● **Source records**
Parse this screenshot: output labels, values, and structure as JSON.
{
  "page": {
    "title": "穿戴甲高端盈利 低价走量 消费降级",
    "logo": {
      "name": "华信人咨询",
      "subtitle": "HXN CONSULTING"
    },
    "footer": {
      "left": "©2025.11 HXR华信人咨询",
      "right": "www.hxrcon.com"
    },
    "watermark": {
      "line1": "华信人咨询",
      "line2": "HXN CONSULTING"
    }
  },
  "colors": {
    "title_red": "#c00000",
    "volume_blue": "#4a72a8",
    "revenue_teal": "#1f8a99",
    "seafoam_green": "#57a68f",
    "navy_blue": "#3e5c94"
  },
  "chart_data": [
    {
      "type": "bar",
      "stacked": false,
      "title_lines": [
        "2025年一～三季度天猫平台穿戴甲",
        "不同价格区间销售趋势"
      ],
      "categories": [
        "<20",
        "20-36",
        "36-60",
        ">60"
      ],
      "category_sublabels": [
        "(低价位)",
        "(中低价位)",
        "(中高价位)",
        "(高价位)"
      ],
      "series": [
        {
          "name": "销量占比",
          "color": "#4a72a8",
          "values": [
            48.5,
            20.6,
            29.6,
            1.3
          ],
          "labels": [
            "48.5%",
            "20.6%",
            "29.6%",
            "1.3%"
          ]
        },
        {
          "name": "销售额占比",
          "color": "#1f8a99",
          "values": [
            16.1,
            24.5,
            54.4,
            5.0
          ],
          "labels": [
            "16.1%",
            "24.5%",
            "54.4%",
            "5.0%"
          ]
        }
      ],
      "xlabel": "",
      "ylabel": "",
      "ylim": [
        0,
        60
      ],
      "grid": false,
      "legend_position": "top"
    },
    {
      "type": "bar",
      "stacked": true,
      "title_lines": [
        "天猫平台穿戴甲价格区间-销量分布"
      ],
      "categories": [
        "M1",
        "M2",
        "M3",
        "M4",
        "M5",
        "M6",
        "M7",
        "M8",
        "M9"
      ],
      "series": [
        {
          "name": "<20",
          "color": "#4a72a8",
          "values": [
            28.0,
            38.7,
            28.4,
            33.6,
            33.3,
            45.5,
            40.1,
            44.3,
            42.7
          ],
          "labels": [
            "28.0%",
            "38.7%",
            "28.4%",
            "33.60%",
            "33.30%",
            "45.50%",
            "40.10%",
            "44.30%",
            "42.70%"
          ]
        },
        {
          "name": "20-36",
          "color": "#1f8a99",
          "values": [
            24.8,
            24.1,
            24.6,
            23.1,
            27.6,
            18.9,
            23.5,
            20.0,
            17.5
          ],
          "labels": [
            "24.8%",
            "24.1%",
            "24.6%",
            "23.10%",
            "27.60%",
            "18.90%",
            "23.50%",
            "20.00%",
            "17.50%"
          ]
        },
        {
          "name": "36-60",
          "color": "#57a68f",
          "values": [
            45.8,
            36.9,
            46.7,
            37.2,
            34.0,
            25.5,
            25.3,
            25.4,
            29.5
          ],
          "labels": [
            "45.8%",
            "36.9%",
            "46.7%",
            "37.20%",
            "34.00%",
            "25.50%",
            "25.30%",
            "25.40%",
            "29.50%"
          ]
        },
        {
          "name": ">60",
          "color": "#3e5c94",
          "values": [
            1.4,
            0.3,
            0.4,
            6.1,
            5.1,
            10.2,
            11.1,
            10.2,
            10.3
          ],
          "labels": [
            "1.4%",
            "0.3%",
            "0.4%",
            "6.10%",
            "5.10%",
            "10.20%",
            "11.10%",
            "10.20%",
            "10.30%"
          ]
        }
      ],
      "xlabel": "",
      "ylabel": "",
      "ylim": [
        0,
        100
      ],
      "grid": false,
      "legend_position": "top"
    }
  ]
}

● **Objective**
Reproduce the data in its entirety, matching each character.

● **Solved exercise**
Parse this screenshot: output labels, values, and structure as JSON.
{
  "page": {
    "title": "穿戴甲高端盈利 低价走量 消费降级",
    "logo": {
      "name": "华信人咨询",
      "subtitle": "HXN CONSULTING"
    },
    "footer": {
      "left": "©2025.11 HXR华信人咨询",
      "right": "www.hxrcon.com"
    },
    "watermark": {
      "line1": "华信人咨询",
      "line2": "HXN CONSULTING"
    }
  },
  "colors": {
    "title_red": "#c00000",
    "volume_blue": "#4a72a8",
    "revenue_teal": "#1f8a99",
    "seafoam_green": "#57a68f",
    "navy_blue": "#3e5c94"
  },
  "chart_data": [
    {
      "type": "bar",
      "stacked": false,
      "title_lines": [
        "2025年一～三季度天猫平台穿戴甲",
        "不同价格区间销售趋势"
      ],
      "categories": [
        "<20",
        "20-36",
        "36-60",
        ">60"
      ],
      "category_sublabels": [
        "(低价位)",
        "(中低价位)",
        "(中高价位)",
        "(高价位)"
      ],
      "series": [
        {
          "name": "销量占比",
          "color": "#4a72a8",
          "values": [
            48.5,
            20.6,
            29.6,
            1.3
          ],
          "labels": [
            "48.5%",
            "20.6%",
            "29.6%",
            "1.3%"
          ]
        },
        {
          "name": "销售额占比",
          "color": "#1f8a99",
          "values": [
            16.1,
            24.5,
            54.4,
            5.0
          ],
          "labels": [
            "16.1%",
            "24.5%",
            "54.4%",
            "5.0%"
          ]
        }
      ],
      "xlabel": "",
      "ylabel": "",
      "ylim": [
        0,
        60
      ],
      "grid": false,
      "legend_position": "top"
    },
    {
      "type": "bar",
      "stacked": true,
      "title_lines": [
        "天猫平台穿戴甲价格区间-销量分布"
      ],
      "categories": [
        "M1",
        "M2",
        "M3",
        "M4",
        "M5",
        "M6",
        "M7",
        "M8",
        "M9"
      ],
      "series": [
        {
          "name": "<20",
          "color": "#4a72a8",
          "values": [
            28.0,
            38.7,
            28.4,
            33.6,
            33.3,
            45.5,
            40.1,
            44.3,
            42.7
          ],
          "labels": [
            "28.0%",
            "38.7%",
            "28.4%",
            "33.60%",
            "33.30%",
            "45.50%",
            "40.10%",
            "44.30%",
            "42.70%"
          ]
        },
        {
          "name": "20-36",
          "color": "#1f8a99",
          "values": [
            24.8,
            24.1,
            24.6,
            23.1,
            27.6,
            18.9,
            23.5,
            20.0,
            17.5
          ],
          "labels": [
            "24.8%",
            "24.1%",
            "24.6%",
            "23.10%",
            "27.60%",
            "18.90%",
            "23.50%",
            "20.00%",
            "17.50%"
          ]
        },
        {
          "name": "36-60",
          "color": "#57a68f",
          "values": [
            45.8,
            36.9,
            46.7,
            37.2,
            34.0,
            25.5,
            25.3,
            25.4,
            29.5
          ],
          "labels": [
            "45.8%",
            "36.9%",
            "46.7%",
            "37.20%",
            "34.00%",
            "25.50%",
            "25.30%",
            "25.40%",
            "29.50%"
          ]
        },
        {
          "name": ">60",
          "color": "#3e5c94",
          "values": [
            1.4,
            0.3,
            0.4,
            6.1,
            5.1,
            10.2,
            11.1,
            10.2,
            10.3
          ],
          "labels": [
            "1.4%",
            "0.3%",
            "0.4%",
            "6.10%",
            "5.10%",
            "10.20%",
            "11.10%",
            "10.20%",
            "10.30%"
          ]
        }
      ],
      "xlabel": "",
      "ylabel": "",
      "ylim": [
        0,
        100
      ],
      "grid": false,
      "legend_position": "top"
    }
  ]
}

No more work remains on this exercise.